### Problem requirements
Please write out these lines exactly as they appear in every item.

Records from a data source

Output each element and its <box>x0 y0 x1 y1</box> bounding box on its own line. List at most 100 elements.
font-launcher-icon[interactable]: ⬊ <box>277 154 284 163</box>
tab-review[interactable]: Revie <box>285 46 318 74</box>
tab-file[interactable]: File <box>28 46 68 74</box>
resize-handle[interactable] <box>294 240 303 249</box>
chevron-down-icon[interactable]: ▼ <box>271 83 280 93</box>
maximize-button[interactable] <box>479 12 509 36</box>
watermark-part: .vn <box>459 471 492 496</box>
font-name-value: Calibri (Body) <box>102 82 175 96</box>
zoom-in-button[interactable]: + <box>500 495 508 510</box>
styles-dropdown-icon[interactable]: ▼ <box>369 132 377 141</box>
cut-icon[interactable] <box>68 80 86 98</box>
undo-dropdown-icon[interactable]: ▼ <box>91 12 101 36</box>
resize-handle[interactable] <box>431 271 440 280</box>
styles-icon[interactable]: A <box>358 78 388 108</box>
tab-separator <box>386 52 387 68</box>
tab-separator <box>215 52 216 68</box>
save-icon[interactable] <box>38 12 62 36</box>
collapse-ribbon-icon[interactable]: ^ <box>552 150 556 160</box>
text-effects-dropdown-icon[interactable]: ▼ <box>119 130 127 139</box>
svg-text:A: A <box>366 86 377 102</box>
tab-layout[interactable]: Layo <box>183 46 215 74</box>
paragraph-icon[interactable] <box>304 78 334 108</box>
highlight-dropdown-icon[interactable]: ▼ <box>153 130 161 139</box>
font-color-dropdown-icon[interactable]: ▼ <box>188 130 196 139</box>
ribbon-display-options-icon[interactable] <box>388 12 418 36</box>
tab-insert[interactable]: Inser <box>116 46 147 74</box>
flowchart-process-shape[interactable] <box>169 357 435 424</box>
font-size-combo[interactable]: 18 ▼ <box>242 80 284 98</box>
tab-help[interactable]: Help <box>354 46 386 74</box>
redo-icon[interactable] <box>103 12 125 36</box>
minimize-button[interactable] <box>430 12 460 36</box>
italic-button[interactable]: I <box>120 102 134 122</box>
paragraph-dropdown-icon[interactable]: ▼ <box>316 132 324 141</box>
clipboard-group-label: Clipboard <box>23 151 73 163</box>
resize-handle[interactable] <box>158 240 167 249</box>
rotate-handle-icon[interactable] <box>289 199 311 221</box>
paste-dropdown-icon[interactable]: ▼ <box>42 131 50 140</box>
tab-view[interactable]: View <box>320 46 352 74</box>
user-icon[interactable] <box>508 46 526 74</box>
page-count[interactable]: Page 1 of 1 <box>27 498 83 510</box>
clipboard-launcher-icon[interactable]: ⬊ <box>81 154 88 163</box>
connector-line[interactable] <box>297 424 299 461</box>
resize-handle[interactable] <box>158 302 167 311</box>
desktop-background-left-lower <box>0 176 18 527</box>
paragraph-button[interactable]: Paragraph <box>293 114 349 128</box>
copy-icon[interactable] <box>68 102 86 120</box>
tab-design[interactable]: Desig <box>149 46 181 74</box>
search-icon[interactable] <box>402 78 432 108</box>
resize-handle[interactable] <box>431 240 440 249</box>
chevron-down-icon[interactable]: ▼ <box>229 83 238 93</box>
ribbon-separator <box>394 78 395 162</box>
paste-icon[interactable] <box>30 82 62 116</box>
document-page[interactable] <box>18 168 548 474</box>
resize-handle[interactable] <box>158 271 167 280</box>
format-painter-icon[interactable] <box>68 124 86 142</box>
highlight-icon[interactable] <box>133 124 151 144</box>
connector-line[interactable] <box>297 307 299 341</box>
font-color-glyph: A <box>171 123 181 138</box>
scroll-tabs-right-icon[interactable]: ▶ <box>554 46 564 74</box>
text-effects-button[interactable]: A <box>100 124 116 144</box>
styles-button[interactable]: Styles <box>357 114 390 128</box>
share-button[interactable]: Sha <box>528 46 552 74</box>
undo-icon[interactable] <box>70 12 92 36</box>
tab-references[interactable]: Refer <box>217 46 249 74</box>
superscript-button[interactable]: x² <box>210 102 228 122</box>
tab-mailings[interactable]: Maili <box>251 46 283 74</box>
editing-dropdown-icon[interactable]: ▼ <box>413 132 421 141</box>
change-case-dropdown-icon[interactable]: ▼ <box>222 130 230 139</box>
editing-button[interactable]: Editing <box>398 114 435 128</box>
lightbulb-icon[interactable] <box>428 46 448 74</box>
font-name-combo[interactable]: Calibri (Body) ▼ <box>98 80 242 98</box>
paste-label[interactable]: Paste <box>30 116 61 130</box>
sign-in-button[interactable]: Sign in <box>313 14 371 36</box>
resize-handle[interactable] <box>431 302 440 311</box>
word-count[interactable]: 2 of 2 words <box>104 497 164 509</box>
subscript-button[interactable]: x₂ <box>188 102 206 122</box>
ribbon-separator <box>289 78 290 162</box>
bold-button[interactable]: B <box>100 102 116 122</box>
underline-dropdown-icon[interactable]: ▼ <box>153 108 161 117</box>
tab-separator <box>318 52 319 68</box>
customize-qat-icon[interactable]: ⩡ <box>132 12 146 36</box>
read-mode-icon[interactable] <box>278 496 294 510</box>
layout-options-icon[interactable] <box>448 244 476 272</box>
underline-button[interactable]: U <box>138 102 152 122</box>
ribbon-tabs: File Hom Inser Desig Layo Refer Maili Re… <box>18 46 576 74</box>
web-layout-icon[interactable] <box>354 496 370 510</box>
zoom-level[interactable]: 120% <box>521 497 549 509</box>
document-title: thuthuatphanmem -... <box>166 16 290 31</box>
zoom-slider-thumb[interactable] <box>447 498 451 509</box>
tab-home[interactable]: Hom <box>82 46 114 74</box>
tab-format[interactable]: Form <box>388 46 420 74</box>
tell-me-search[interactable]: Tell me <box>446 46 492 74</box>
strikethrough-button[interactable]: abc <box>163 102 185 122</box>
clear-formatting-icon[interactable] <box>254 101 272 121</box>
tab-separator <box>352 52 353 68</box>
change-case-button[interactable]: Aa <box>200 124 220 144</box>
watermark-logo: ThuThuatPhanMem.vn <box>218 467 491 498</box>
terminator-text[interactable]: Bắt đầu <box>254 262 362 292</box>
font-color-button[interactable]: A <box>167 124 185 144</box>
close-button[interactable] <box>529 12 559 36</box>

### Expected answer
Output each element and its <box>x0 y0 x1 y1</box> bounding box on its own line. List at most 100 elements.
font-launcher-icon[interactable]: ⬊ <box>277 154 284 163</box>
tab-review[interactable]: Revie <box>285 46 318 74</box>
tab-file[interactable]: File <box>28 46 68 74</box>
resize-handle[interactable] <box>294 240 303 249</box>
chevron-down-icon[interactable]: ▼ <box>271 83 280 93</box>
maximize-button[interactable] <box>479 12 509 36</box>
watermark-part: .vn <box>459 471 492 496</box>
font-name-value: Calibri (Body) <box>102 82 175 96</box>
zoom-in-button[interactable]: + <box>500 495 508 510</box>
styles-dropdown-icon[interactable]: ▼ <box>369 132 377 141</box>
cut-icon[interactable] <box>68 80 86 98</box>
undo-dropdown-icon[interactable]: ▼ <box>91 12 101 36</box>
resize-handle[interactable] <box>431 271 440 280</box>
styles-icon[interactable]: A <box>358 78 388 108</box>
tab-separator <box>386 52 387 68</box>
tab-separator <box>215 52 216 68</box>
save-icon[interactable] <box>38 12 62 36</box>
collapse-ribbon-icon[interactable]: ^ <box>552 150 556 160</box>
text-effects-dropdown-icon[interactable]: ▼ <box>119 130 127 139</box>
svg-text:A: A <box>366 86 377 102</box>
tab-layout[interactable]: Layo <box>183 46 215 74</box>
paragraph-icon[interactable] <box>304 78 334 108</box>
highlight-dropdown-icon[interactable]: ▼ <box>153 130 161 139</box>
font-color-dropdown-icon[interactable]: ▼ <box>188 130 196 139</box>
ribbon-display-options-icon[interactable] <box>388 12 418 36</box>
tab-insert[interactable]: Inser <box>116 46 147 74</box>
flowchart-process-shape[interactable] <box>169 357 435 424</box>
font-size-combo[interactable]: 18 ▼ <box>242 80 284 98</box>
tab-help[interactable]: Help <box>354 46 386 74</box>
redo-icon[interactable] <box>103 12 125 36</box>
minimize-button[interactable] <box>430 12 460 36</box>
italic-button[interactable]: I <box>120 102 134 122</box>
paragraph-dropdown-icon[interactable]: ▼ <box>316 132 324 141</box>
clipboard-group-label: Clipboard <box>23 151 73 163</box>
resize-handle[interactable] <box>158 240 167 249</box>
rotate-handle-icon[interactable] <box>289 199 311 221</box>
paste-dropdown-icon[interactable]: ▼ <box>42 131 50 140</box>
tab-view[interactable]: View <box>320 46 352 74</box>
user-icon[interactable] <box>508 46 526 74</box>
page-count[interactable]: Page 1 of 1 <box>27 498 83 510</box>
clipboard-launcher-icon[interactable]: ⬊ <box>81 154 88 163</box>
connector-line[interactable] <box>297 424 299 461</box>
resize-handle[interactable] <box>158 302 167 311</box>
desktop-background-left-lower <box>0 176 18 527</box>
paragraph-button[interactable]: Paragraph <box>293 114 349 128</box>
copy-icon[interactable] <box>68 102 86 120</box>
tab-design[interactable]: Desig <box>149 46 181 74</box>
search-icon[interactable] <box>402 78 432 108</box>
resize-handle[interactable] <box>431 240 440 249</box>
chevron-down-icon[interactable]: ▼ <box>229 83 238 93</box>
ribbon-separator <box>394 78 395 162</box>
paste-icon[interactable] <box>30 82 62 116</box>
document-page[interactable] <box>18 168 548 474</box>
resize-handle[interactable] <box>158 271 167 280</box>
format-painter-icon[interactable] <box>68 124 86 142</box>
highlight-icon[interactable] <box>133 124 151 144</box>
connector-line[interactable] <box>297 307 299 341</box>
font-color-glyph: A <box>171 123 181 138</box>
scroll-tabs-right-icon[interactable]: ▶ <box>554 46 564 74</box>
text-effects-button[interactable]: A <box>100 124 116 144</box>
styles-button[interactable]: Styles <box>357 114 390 128</box>
share-button[interactable]: Sha <box>528 46 552 74</box>
undo-icon[interactable] <box>70 12 92 36</box>
tab-references[interactable]: Refer <box>217 46 249 74</box>
superscript-button[interactable]: x² <box>210 102 228 122</box>
tab-mailings[interactable]: Maili <box>251 46 283 74</box>
editing-dropdown-icon[interactable]: ▼ <box>413 132 421 141</box>
change-case-dropdown-icon[interactable]: ▼ <box>222 130 230 139</box>
editing-button[interactable]: Editing <box>398 114 435 128</box>
lightbulb-icon[interactable] <box>428 46 448 74</box>
font-name-combo[interactable]: Calibri (Body) ▼ <box>98 80 242 98</box>
paste-label[interactable]: Paste <box>30 116 61 130</box>
sign-in-button[interactable]: Sign in <box>313 14 371 36</box>
resize-handle[interactable] <box>431 302 440 311</box>
word-count[interactable]: 2 of 2 words <box>104 497 164 509</box>
subscript-button[interactable]: x₂ <box>188 102 206 122</box>
ribbon-separator <box>289 78 290 162</box>
bold-button[interactable]: B <box>100 102 116 122</box>
underline-dropdown-icon[interactable]: ▼ <box>153 108 161 117</box>
tab-separator <box>318 52 319 68</box>
customize-qat-icon[interactable]: ⩡ <box>132 12 146 36</box>
read-mode-icon[interactable] <box>278 496 294 510</box>
layout-options-icon[interactable] <box>448 244 476 272</box>
underline-button[interactable]: U <box>138 102 152 122</box>
ribbon-tabs: File Hom Inser Desig Layo Refer Maili Re… <box>18 46 576 74</box>
web-layout-icon[interactable] <box>354 496 370 510</box>
zoom-level[interactable]: 120% <box>521 497 549 509</box>
document-title: thuthuatphanmem -... <box>166 16 290 31</box>
zoom-slider-thumb[interactable] <box>447 498 451 509</box>
tab-home[interactable]: Hom <box>82 46 114 74</box>
tab-format[interactable]: Form <box>388 46 420 74</box>
tell-me-search[interactable]: Tell me <box>446 46 492 74</box>
strikethrough-button[interactable]: abc <box>163 102 185 122</box>
clear-formatting-icon[interactable] <box>254 101 272 121</box>
tab-separator <box>352 52 353 68</box>
change-case-button[interactable]: Aa <box>200 124 220 144</box>
watermark-logo: ThuThuatPhanMem.vn <box>218 467 491 498</box>
terminator-text[interactable]: Bắt đầu <box>254 262 362 292</box>
font-color-button[interactable]: A <box>167 124 185 144</box>
close-button[interactable] <box>529 12 559 36</box>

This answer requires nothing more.